__Records to use__:

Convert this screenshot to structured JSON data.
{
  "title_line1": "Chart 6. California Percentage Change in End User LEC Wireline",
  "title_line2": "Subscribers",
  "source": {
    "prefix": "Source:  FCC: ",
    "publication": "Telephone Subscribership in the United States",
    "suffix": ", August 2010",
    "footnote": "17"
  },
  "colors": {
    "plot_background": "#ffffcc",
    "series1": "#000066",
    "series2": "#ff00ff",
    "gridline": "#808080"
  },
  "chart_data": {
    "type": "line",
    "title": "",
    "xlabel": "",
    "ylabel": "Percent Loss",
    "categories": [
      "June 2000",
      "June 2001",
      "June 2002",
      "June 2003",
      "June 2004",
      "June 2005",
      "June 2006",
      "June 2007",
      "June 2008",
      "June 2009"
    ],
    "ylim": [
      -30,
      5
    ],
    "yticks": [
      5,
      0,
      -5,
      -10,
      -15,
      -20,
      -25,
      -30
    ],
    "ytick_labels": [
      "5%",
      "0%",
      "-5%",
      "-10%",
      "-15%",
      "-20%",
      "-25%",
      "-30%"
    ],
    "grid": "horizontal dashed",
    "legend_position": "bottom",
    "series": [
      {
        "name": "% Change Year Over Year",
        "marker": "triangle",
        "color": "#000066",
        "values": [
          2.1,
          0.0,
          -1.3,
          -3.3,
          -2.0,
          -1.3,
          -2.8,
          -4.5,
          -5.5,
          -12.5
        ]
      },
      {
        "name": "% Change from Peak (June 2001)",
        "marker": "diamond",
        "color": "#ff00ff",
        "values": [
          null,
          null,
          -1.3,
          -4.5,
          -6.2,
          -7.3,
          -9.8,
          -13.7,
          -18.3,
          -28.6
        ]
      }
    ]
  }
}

__Challenge__:
Each entry must be reproduced verbatim.

__Task response__:
Convert this screenshot to structured JSON data.
{
  "title_line1": "Chart 6. California Percentage Change in End User LEC Wireline",
  "title_line2": "Subscribers",
  "source": {
    "prefix": "Source:  FCC: ",
    "publication": "Telephone Subscribership in the United States",
    "suffix": ", August 2010",
    "footnote": "17"
  },
  "colors": {
    "plot_background": "#ffffcc",
    "series1": "#000066",
    "series2": "#ff00ff",
    "gridline": "#808080"
  },
  "chart_data": {
    "type": "line",
    "title": "",
    "xlabel": "",
    "ylabel": "Percent Loss",
    "categories": [
      "June 2000",
      "June 2001",
      "June 2002",
      "June 2003",
      "June 2004",
      "June 2005",
      "June 2006",
      "June 2007",
      "June 2008",
      "June 2009"
    ],
    "ylim": [
      -30,
      5
    ],
    "yticks": [
      5,
      0,
      -5,
      -10,
      -15,
      -20,
      -25,
      -30
    ],
    "ytick_labels": [
      "5%",
      "0%",
      "-5%",
      "-10%",
      "-15%",
      "-20%",
      "-25%",
      "-30%"
    ],
    "grid": "horizontal dashed",
    "legend_position": "bottom",
    "series": [
      {
        "name": "% Change Year Over Year",
        "marker": "triangle",
        "color": "#000066",
        "values": [
          2.1,
          0.0,
          -1.3,
          -3.3,
          -2.0,
          -1.3,
          -2.8,
          -4.5,
          -5.5,
          -12.5
        ]
      },
      {
        "name": "% Change from Peak (June 2001)",
        "marker": "diamond",
        "color": "#ff00ff",
        "values": [
          null,
          null,
          -1.3,
          -4.5,
          -6.2,
          -7.3,
          -9.8,
          -13.7,
          -18.3,
          -28.6
        ]
      }
    ]
  }
}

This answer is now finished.